**WHAT YOU NEED TO DO**. Reproduce the rows from the first one through the line containing "stage2-tick-x-end xyxy=(767,308,772,324)", with every "x-tick-label" replaced by "x-axis-tick" and all else left unchanged.

===

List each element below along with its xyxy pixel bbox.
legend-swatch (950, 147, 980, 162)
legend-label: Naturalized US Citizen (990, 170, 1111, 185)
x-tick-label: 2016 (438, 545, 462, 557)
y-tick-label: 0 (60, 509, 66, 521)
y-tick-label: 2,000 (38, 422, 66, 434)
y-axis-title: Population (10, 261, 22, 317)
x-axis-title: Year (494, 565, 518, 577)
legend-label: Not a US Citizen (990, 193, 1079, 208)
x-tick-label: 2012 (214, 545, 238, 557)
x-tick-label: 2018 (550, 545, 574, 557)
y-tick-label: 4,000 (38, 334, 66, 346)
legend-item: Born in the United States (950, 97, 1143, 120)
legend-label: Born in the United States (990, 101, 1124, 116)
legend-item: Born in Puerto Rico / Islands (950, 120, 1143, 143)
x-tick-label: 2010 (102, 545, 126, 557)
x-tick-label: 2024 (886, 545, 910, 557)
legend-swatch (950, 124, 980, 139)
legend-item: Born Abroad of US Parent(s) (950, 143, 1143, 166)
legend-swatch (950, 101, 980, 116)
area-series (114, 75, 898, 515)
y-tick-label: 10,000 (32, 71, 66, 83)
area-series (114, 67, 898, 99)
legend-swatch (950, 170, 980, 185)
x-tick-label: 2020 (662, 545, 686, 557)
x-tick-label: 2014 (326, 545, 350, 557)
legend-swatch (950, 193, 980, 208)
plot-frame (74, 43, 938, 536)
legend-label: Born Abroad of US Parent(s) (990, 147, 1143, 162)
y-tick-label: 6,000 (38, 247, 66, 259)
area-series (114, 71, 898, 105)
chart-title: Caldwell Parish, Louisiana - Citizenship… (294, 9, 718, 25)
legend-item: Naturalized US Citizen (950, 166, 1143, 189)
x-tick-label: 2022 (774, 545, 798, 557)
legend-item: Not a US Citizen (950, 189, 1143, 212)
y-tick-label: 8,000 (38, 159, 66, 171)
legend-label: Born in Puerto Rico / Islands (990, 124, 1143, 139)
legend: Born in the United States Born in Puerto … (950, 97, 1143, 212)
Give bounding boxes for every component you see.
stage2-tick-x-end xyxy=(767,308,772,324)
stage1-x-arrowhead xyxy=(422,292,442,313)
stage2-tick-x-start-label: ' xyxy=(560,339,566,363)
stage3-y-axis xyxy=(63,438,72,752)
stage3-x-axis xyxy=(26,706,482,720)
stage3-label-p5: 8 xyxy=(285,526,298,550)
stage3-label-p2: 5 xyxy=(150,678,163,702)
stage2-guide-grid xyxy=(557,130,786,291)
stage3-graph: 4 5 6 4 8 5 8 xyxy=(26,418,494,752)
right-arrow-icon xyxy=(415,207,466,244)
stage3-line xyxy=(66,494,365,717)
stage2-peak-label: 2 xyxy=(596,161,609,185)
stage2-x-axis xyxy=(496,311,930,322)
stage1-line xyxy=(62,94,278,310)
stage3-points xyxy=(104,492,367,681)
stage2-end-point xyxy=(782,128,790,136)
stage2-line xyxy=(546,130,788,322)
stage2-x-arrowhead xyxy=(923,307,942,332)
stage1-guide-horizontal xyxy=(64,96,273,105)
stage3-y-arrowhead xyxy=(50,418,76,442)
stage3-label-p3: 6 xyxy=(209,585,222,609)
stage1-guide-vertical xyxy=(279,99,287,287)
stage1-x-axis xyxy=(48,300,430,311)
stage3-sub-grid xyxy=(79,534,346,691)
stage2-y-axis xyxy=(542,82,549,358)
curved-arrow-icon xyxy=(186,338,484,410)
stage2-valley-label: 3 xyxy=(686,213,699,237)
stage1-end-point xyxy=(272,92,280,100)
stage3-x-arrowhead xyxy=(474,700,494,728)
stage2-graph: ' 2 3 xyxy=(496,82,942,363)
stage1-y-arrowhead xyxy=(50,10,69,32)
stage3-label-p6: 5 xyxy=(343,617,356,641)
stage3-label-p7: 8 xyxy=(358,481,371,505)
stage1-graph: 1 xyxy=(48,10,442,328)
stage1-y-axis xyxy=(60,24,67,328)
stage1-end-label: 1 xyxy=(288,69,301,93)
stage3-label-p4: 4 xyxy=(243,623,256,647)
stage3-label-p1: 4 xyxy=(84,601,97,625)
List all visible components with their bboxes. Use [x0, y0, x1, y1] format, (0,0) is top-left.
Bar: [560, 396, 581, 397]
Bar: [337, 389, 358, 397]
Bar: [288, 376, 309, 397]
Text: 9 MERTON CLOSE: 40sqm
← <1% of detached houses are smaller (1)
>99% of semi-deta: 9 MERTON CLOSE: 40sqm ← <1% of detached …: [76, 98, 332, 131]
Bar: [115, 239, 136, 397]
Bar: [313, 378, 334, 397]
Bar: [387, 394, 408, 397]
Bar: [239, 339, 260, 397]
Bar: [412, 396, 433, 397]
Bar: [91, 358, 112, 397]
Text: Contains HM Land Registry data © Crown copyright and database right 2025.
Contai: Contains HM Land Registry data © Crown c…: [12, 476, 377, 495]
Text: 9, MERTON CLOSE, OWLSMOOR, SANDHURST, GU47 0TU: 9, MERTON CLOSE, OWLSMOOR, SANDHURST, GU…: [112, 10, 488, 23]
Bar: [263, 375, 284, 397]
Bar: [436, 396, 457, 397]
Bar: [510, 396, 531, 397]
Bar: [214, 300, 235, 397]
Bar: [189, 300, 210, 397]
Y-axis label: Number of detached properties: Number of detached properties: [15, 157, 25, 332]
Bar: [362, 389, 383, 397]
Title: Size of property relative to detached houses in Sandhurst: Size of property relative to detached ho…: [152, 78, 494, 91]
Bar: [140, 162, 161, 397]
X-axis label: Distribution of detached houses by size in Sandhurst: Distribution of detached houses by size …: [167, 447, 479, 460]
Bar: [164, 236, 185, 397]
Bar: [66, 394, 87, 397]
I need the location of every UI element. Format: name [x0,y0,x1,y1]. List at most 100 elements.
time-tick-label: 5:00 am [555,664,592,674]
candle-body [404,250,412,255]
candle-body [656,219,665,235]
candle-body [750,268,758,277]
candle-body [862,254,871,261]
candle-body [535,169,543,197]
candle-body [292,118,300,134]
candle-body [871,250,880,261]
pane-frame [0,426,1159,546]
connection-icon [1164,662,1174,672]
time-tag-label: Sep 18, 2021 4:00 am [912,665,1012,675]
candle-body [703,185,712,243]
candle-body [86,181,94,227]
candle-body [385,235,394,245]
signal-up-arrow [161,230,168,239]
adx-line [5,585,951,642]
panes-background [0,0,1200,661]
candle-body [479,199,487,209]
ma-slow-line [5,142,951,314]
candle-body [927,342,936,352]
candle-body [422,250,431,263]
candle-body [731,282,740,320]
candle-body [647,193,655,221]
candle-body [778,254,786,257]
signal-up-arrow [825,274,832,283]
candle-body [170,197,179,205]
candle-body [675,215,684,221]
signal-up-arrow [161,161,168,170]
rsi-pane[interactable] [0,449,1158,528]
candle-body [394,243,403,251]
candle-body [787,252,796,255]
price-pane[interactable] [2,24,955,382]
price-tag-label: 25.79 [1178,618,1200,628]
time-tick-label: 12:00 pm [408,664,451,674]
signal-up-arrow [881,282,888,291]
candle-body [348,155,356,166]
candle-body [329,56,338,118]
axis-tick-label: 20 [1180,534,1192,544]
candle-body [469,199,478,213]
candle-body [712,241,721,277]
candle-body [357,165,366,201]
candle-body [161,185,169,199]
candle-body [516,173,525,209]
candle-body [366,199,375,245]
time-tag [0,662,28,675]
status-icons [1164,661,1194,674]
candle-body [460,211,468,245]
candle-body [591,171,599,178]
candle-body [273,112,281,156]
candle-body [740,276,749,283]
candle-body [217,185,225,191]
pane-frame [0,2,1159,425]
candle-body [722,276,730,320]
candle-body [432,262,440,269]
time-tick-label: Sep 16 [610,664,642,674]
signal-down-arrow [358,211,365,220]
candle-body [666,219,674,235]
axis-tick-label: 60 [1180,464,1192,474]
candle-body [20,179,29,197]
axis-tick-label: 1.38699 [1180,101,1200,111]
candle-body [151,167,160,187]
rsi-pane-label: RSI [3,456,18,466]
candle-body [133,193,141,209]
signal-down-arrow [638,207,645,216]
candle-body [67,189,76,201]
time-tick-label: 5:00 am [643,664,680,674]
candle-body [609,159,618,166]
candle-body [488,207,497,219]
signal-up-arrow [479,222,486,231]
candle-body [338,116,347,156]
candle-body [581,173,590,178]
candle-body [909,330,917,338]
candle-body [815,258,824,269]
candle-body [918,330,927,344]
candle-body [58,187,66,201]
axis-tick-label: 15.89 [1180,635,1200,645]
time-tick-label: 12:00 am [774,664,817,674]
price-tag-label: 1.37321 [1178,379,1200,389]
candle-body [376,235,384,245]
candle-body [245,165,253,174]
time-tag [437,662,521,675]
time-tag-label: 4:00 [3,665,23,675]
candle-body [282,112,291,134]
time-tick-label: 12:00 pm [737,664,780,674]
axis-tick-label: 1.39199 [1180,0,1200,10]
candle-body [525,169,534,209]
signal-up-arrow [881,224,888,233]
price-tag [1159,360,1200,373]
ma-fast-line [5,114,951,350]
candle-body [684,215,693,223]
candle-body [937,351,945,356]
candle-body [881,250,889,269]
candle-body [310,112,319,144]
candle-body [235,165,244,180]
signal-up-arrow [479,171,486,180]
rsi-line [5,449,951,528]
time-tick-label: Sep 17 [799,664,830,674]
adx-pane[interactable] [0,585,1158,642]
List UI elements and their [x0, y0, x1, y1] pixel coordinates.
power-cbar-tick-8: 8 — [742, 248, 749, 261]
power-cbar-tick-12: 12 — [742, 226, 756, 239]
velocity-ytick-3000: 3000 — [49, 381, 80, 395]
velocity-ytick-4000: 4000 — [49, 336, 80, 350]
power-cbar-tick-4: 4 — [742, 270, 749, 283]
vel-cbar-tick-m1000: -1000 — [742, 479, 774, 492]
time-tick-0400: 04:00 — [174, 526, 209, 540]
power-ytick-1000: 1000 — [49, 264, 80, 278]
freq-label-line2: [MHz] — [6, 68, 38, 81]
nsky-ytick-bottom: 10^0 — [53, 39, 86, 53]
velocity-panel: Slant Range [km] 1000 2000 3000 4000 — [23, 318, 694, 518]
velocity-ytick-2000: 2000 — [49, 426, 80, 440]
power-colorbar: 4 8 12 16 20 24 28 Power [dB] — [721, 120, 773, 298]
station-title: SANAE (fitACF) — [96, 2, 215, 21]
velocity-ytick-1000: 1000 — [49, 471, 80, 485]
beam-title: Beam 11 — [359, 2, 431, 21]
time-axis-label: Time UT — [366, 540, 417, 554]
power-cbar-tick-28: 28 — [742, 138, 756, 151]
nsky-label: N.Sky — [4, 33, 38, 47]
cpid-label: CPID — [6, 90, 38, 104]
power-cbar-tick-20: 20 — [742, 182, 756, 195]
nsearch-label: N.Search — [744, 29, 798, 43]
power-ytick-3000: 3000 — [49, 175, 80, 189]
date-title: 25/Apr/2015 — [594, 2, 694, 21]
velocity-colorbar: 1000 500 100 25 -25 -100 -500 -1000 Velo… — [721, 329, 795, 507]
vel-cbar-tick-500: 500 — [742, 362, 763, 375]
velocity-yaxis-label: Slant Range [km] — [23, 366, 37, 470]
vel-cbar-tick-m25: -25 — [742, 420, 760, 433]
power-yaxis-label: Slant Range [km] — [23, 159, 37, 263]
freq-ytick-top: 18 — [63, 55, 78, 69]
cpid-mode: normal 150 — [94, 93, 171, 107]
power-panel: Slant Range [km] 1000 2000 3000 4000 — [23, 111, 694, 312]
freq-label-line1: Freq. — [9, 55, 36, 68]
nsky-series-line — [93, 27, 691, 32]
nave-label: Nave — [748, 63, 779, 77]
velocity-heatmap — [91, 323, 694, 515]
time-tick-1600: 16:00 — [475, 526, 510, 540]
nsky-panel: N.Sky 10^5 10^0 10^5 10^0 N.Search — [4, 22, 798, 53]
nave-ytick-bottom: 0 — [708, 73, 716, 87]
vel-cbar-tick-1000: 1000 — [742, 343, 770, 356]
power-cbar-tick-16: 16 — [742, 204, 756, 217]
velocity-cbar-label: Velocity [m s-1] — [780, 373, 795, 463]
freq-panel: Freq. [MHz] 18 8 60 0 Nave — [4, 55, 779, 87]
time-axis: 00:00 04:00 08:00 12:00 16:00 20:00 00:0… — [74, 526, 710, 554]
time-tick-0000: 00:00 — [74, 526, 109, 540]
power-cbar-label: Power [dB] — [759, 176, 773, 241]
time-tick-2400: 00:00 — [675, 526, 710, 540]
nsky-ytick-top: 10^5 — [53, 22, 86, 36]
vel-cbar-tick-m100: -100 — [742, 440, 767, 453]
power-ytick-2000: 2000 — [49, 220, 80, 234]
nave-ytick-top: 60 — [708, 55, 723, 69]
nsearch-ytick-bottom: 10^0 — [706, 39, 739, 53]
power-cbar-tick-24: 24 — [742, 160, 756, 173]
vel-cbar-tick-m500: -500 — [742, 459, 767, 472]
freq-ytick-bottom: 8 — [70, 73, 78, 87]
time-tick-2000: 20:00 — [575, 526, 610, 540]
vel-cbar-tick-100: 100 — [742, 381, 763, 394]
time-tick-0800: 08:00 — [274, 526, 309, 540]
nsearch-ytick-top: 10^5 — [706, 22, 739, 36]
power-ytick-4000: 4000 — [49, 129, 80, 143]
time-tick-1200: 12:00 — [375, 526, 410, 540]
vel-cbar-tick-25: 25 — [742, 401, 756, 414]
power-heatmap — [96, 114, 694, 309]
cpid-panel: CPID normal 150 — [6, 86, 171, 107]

===

**FULL RESPONSE**.
List each element below along with its xyxy pixel bbox.
legend-swatch (950, 147, 980, 162)
legend-label: Naturalized US Citizen (990, 170, 1111, 185)
x-axis-tick: 2016 (438, 545, 462, 557)
y-tick-label: 0 (60, 509, 66, 521)
y-tick-label: 2,000 (38, 422, 66, 434)
y-axis-title: Population (10, 261, 22, 317)
x-axis-title: Year (494, 565, 518, 577)
legend-label: Not a US Citizen (990, 193, 1079, 208)
x-axis-tick: 2012 (214, 545, 238, 557)
x-axis-tick: 2018 (550, 545, 574, 557)
y-tick-label: 4,000 (38, 334, 66, 346)
legend-item: Born in the United States (950, 97, 1143, 120)
legend-label: Born in the United States (990, 101, 1124, 116)
legend-item: Born in Puerto Rico / Islands (950, 120, 1143, 143)
x-axis-tick: 2010 (102, 545, 126, 557)
x-axis-tick: 2024 (886, 545, 910, 557)
legend-swatch (950, 124, 980, 139)
legend-item: Born Abroad of US Parent(s) (950, 143, 1143, 166)
legend-swatch (950, 101, 980, 116)
area-series (114, 75, 898, 515)
y-tick-label: 10,000 (32, 71, 66, 83)
area-series (114, 67, 898, 99)
legend-swatch (950, 170, 980, 185)
x-axis-tick: 2020 (662, 545, 686, 557)
x-axis-tick: 2014 (326, 545, 350, 557)
legend-swatch (950, 193, 980, 208)
plot-frame (74, 43, 938, 536)
legend-label: Born Abroad of US Parent(s) (990, 147, 1143, 162)
y-tick-label: 6,000 (38, 247, 66, 259)
area-series (114, 71, 898, 105)
chart-title: Caldwell Parish, Louisiana - Citizenship… (294, 9, 718, 25)
legend-item: Naturalized US Citizen (950, 166, 1143, 189)
x-axis-tick: 2022 (774, 545, 798, 557)
legend-item: Not a US Citizen (950, 189, 1143, 212)
y-tick-label: 8,000 (38, 159, 66, 171)
legend-label: Born in Puerto Rico / Islands (990, 124, 1143, 139)
legend: Born in the United States Born in Puerto … (950, 97, 1143, 212)
Give bounding boxes for every component you see.
stage2-tick-x-end xyxy=(767,308,772,324)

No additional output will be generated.